### To be done:
Below is a block of records; reproduce all of them exactly and leave out any pictures.

* * * * * * *

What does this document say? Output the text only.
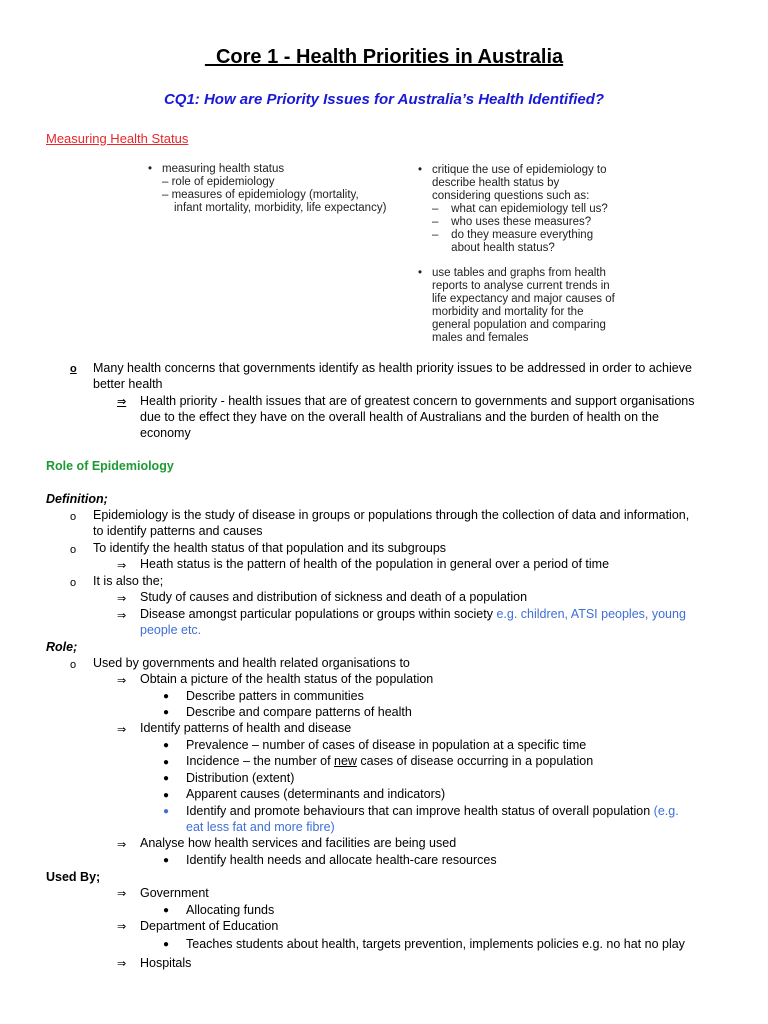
Core 1 - Health Priorities in Australia
CQ1: How are Priority Issues for Australia’s Health Identified?
Measuring Health Status
• measuring health status
– role of epidemiology
– measures of epidemiology (mortality,
infant mortality, morbidity, life expectancy)
• critique the use of epidemiology to
describe health status by
considering questions such as:
–    what can epidemiology tell us?
–    who uses these measures?
–    do they measure everything
about health status?
• use tables and graphs from health
reports to analyse current trends in
life expectancy and major causes of
morbidity and mortality for the
general population and comparing
males and females
o Many health concerns that governments identify as health priority issues to be addressed in order to achieve
better health
⇒ Health priority - health issues that are of greatest concern to governments and support organisations
due to the effect they have on the overall health of Australians and the burden of health on the
economy
Role of Epidemiology
Definition;
o Epidemiology is the study of disease in groups or populations through the collection of data and information,
to identify patterns and causes
o To identify the health status of that population and its subgroups
⇒ Heath status is the pattern of health of the population in general over a period of time
o It is also the;
⇒ Study of causes and distribution of sickness and death of a population
⇒ Disease amongst particular populations or groups within society e.g. children, ATSI peoples, young
people etc.
Role;
o Used by governments and health related organisations to
⇒ Obtain a picture of the health status of the population
● Describe patters in communities
● Describe and compare patterns of health
⇒ Identify patterns of health and disease
● Prevalence – number of cases of disease in population at a specific time
● Incidence – the number of new cases of disease occurring in a population
● Distribution (extent)
● Apparent causes (determinants and indicators)
● Identify and promote behaviours that can improve health status of overall population (e.g.
eat less fat and more fibre)
⇒ Analyse how health services and facilities are being used
● Identify health needs and allocate health-care resources
Used By;
⇒ Government
● Allocating funds
⇒ Department of Education
● Teaches students about health, targets prevention, implements policies e.g. no hat no play
⇒ Hospitals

* * * * * * *

### Solution to this exercise:
What does this document say? Output the text only.
Core 1 - Health Priorities in Australia
CQ1: How are Priority Issues for Australia’s Health Identified?
Measuring Health Status
• measuring health status
– role of epidemiology
– measures of epidemiology (mortality,
infant mortality, morbidity, life expectancy)
• critique the use of epidemiology to
describe health status by
considering questions such as:
–    what can epidemiology tell us?
–    who uses these measures?
–    do they measure everything
about health status?
• use tables and graphs from health
reports to analyse current trends in
life expectancy and major causes of
morbidity and mortality for the
general population and comparing
males and females
o Many health concerns that governments identify as health priority issues to be addressed in order to achieve
better health
⇒ Health priority - health issues that are of greatest concern to governments and support organisations
due to the effect they have on the overall health of Australians and the burden of health on the
economy
Role of Epidemiology
Definition;
o Epidemiology is the study of disease in groups or populations through the collection of data and information,
to identify patterns and causes
o To identify the health status of that population and its subgroups
⇒ Heath status is the pattern of health of the population in general over a period of time
o It is also the;
⇒ Study of causes and distribution of sickness and death of a population
⇒ Disease amongst particular populations or groups within society e.g. children, ATSI peoples, young
people etc.
Role;
o Used by governments and health related organisations to
⇒ Obtain a picture of the health status of the population
● Describe patters in communities
● Describe and compare patterns of health
⇒ Identify patterns of health and disease
● Prevalence – number of cases of disease in population at a specific time
● Incidence – the number of new cases of disease occurring in a population
● Distribution (extent)
● Apparent causes (determinants and indicators)
● Identify and promote behaviours that can improve health status of overall population (e.g.
eat less fat and more fibre)
⇒ Analyse how health services and facilities are being used
● Identify health needs and allocate health-care resources
Used By;
⇒ Government
● Allocating funds
⇒ Department of Education
● Teaches students about health, targets prevention, implements policies e.g. no hat no play
⇒ Hospitals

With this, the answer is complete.